CHALLENGE>
Give back, unchanged, the lines from the first one through the line containing "- box-tab-mark: [609, 0, 617, 5]", including both.

* * *

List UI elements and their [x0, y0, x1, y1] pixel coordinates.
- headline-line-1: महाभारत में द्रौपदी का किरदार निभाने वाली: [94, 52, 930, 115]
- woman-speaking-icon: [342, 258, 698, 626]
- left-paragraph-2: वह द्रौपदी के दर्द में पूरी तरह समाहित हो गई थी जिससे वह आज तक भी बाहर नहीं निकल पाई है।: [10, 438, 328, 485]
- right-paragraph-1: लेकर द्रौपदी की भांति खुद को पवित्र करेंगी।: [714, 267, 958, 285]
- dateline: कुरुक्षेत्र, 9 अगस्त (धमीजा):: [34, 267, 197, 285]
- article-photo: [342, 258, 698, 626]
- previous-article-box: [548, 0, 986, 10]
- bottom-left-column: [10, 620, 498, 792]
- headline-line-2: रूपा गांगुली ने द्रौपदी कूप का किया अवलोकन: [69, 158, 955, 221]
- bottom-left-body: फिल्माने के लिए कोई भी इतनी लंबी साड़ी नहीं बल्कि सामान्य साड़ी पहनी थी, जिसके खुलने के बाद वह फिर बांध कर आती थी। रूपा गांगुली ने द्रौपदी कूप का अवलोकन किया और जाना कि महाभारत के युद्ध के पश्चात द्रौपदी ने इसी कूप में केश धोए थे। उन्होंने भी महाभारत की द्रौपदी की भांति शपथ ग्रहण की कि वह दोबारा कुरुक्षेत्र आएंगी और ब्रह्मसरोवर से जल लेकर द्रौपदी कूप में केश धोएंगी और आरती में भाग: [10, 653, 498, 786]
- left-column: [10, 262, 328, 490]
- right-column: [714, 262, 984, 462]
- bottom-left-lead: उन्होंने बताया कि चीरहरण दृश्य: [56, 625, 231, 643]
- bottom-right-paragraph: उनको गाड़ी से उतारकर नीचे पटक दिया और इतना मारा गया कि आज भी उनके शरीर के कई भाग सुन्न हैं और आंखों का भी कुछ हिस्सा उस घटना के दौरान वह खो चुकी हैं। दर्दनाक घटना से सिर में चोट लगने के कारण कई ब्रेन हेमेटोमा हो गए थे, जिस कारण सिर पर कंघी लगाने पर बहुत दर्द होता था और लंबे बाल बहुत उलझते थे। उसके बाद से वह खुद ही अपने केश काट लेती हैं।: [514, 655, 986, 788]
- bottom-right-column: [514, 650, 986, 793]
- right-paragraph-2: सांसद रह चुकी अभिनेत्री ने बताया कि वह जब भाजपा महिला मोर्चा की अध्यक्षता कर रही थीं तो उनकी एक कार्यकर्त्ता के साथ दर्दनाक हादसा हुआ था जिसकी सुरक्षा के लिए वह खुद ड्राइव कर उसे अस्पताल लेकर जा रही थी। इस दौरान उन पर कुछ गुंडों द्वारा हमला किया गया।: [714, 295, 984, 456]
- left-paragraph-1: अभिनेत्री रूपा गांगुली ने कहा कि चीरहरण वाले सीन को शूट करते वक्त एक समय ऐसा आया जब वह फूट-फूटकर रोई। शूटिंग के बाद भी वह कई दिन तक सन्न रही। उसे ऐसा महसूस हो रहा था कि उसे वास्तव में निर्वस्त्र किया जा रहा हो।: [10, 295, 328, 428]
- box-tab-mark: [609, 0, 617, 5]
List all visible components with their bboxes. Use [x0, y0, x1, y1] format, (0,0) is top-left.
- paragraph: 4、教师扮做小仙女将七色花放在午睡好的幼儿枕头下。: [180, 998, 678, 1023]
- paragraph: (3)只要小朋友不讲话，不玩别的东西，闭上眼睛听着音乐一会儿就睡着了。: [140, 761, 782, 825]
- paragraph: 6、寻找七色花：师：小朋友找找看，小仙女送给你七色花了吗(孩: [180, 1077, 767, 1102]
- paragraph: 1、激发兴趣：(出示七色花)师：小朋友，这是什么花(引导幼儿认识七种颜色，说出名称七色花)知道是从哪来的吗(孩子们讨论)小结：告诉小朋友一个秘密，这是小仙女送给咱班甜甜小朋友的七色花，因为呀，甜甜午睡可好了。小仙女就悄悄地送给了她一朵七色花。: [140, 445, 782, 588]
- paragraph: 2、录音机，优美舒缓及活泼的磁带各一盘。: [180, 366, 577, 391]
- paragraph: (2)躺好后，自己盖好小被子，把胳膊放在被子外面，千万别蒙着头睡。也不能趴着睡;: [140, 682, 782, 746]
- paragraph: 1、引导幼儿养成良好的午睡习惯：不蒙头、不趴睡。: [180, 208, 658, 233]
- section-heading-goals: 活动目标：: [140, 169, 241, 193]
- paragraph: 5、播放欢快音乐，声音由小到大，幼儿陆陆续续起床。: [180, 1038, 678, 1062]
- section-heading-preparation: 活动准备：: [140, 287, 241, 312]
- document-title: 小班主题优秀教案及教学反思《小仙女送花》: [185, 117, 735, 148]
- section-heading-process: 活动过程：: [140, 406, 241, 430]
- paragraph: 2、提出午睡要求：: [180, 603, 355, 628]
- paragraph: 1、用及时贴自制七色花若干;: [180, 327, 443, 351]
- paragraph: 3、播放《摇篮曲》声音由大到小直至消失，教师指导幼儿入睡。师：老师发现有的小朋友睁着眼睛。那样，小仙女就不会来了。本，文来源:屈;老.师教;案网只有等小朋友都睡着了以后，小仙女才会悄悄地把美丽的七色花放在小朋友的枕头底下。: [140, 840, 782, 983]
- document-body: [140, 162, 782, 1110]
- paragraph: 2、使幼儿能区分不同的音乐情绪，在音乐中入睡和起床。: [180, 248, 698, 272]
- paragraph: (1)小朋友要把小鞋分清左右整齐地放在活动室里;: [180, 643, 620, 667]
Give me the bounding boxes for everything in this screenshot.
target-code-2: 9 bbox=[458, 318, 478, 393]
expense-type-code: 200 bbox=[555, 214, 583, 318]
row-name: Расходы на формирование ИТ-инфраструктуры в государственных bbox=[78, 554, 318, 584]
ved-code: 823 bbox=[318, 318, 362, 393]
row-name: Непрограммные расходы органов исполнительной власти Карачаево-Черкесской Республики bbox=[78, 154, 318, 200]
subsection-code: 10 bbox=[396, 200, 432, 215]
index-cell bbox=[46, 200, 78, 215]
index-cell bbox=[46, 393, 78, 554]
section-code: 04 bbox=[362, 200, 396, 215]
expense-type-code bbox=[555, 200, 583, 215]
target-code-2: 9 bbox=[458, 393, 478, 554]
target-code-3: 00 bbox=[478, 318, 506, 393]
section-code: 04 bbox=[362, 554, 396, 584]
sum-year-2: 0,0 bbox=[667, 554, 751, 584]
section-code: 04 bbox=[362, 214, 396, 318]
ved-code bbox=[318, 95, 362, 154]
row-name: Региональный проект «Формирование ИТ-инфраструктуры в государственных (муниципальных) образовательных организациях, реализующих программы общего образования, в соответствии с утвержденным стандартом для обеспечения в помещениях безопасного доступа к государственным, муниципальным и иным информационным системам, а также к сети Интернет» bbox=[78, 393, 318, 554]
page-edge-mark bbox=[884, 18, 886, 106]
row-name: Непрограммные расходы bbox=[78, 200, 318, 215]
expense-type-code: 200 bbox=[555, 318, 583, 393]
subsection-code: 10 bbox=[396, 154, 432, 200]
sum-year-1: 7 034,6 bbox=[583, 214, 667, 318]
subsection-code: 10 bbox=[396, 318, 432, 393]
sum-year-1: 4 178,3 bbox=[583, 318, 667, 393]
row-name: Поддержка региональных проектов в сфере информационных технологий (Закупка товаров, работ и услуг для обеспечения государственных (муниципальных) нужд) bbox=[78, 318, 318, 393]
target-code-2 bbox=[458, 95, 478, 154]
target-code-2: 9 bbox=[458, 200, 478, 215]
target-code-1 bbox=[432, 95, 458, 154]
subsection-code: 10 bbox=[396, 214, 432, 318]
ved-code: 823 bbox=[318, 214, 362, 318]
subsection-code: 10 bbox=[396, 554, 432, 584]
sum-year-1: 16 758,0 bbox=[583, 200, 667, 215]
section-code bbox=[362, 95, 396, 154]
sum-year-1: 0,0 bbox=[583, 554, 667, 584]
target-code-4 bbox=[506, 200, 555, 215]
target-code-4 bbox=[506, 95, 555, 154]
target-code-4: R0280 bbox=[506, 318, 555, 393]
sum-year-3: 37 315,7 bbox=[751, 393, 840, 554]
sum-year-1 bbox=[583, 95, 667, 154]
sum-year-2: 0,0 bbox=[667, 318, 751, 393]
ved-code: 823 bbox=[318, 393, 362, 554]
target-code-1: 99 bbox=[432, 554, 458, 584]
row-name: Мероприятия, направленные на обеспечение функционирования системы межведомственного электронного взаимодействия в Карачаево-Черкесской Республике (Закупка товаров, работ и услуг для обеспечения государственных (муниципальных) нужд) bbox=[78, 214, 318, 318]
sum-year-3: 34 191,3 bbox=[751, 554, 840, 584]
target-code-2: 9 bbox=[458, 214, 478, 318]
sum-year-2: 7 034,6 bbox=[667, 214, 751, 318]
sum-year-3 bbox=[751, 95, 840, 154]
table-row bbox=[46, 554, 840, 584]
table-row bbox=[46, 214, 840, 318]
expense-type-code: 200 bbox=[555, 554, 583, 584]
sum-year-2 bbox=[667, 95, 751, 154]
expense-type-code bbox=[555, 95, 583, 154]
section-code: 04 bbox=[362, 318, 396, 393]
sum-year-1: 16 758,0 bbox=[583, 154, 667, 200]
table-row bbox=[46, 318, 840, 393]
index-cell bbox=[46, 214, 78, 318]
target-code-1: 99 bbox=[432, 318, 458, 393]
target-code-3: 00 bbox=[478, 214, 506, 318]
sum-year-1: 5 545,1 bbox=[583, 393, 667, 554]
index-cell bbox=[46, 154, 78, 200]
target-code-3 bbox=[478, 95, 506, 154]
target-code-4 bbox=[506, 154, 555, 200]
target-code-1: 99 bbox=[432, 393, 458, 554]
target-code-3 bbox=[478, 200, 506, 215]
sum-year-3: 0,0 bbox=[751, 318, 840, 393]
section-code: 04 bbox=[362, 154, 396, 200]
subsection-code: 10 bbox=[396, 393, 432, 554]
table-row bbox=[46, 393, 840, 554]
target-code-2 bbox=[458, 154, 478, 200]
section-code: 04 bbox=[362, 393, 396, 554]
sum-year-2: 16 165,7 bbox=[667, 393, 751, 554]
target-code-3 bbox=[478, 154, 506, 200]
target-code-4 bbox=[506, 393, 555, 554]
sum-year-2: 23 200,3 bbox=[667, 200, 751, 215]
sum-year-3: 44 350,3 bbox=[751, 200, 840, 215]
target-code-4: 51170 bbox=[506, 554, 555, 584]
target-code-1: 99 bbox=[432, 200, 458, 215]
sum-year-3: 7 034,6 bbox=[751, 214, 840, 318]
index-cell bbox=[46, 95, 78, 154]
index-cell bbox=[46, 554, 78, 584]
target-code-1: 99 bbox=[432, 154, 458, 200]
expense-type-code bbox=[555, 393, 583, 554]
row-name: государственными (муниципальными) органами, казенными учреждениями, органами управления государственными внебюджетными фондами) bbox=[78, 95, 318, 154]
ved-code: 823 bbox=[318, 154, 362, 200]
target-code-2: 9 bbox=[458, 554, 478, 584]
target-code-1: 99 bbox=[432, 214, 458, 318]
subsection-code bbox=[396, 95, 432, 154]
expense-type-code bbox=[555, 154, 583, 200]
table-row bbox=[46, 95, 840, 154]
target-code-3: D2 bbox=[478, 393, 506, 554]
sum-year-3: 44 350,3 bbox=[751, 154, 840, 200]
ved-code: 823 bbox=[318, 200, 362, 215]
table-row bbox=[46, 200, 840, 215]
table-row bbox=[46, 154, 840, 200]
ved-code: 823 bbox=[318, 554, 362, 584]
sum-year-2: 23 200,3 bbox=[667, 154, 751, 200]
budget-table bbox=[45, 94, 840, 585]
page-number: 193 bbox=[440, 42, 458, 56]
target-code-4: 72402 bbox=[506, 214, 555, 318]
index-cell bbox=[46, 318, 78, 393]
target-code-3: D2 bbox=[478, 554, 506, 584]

* * *

COMPLETE RESPONSE>
List UI elements and their [x0, y0, x1, y1] pixel coordinates.
- headline-line-1: महाभारत में द्रौपदी का किरदार निभाने वाली: [94, 52, 930, 115]
- woman-speaking-icon: [342, 258, 698, 626]
- left-paragraph-2: वह द्रौपदी के दर्द में पूरी तरह समाहित हो गई थी जिससे वह आज तक भी बाहर नहीं निकल पाई है।: [10, 438, 328, 485]
- right-paragraph-1: लेकर द्रौपदी की भांति खुद को पवित्र करेंगी।: [714, 267, 958, 285]
- dateline: कुरुक्षेत्र, 9 अगस्त (धमीजा):: [34, 267, 197, 285]
- article-photo: [342, 258, 698, 626]
- previous-article-box: [548, 0, 986, 10]
- bottom-left-column: [10, 620, 498, 792]
- headline-line-2: रूपा गांगुली ने द्रौपदी कूप का किया अवलोकन: [69, 158, 955, 221]
- bottom-left-body: फिल्माने के लिए कोई भी इतनी लंबी साड़ी नहीं बल्कि सामान्य साड़ी पहनी थी, जिसके खुलने के बाद वह फिर बांध कर आती थी। रूपा गांगुली ने द्रौपदी कूप का अवलोकन किया और जाना कि महाभारत के युद्ध के पश्चात द्रौपदी ने इसी कूप में केश धोए थे। उन्होंने भी महाभारत की द्रौपदी की भांति शपथ ग्रहण की कि वह दोबारा कुरुक्षेत्र आएंगी और ब्रह्मसरोवर से जल लेकर द्रौपदी कूप में केश धोएंगी और आरती में भाग: [10, 653, 498, 786]
- left-column: [10, 262, 328, 490]
- right-column: [714, 262, 984, 462]
- bottom-left-lead: उन्होंने बताया कि चीरहरण दृश्य: [56, 625, 231, 643]
- bottom-right-paragraph: उनको गाड़ी से उतारकर नीचे पटक दिया और इतना मारा गया कि आज भी उनके शरीर के कई भाग सुन्न हैं और आंखों का भी कुछ हिस्सा उस घटना के दौरान वह खो चुकी हैं। दर्दनाक घटना से सिर में चोट लगने के कारण कई ब्रेन हेमेटोमा हो गए थे, जिस कारण सिर पर कंघी लगाने पर बहुत दर्द होता था और लंबे बाल बहुत उलझते थे। उसके बाद से वह खुद ही अपने केश काट लेती हैं।: [514, 655, 986, 788]
- bottom-right-column: [514, 650, 986, 793]
- right-paragraph-2: सांसद रह चुकी अभिनेत्री ने बताया कि वह जब भाजपा महिला मोर्चा की अध्यक्षता कर रही थीं तो उनकी एक कार्यकर्त्ता के साथ दर्दनाक हादसा हुआ था जिसकी सुरक्षा के लिए वह खुद ड्राइव कर उसे अस्पताल लेकर जा रही थी। इस दौरान उन पर कुछ गुंडों द्वारा हमला किया गया।: [714, 295, 984, 456]
- left-paragraph-1: अभिनेत्री रूपा गांगुली ने कहा कि चीरहरण वाले सीन को शूट करते वक्त एक समय ऐसा आया जब वह फूट-फूटकर रोई। शूटिंग के बाद भी वह कई दिन तक सन्न रही। उसे ऐसा महसूस हो रहा था कि उसे वास्तव में निर्वस्त्र किया जा रहा हो।: [10, 295, 328, 428]
- box-tab-mark: [609, 0, 617, 5]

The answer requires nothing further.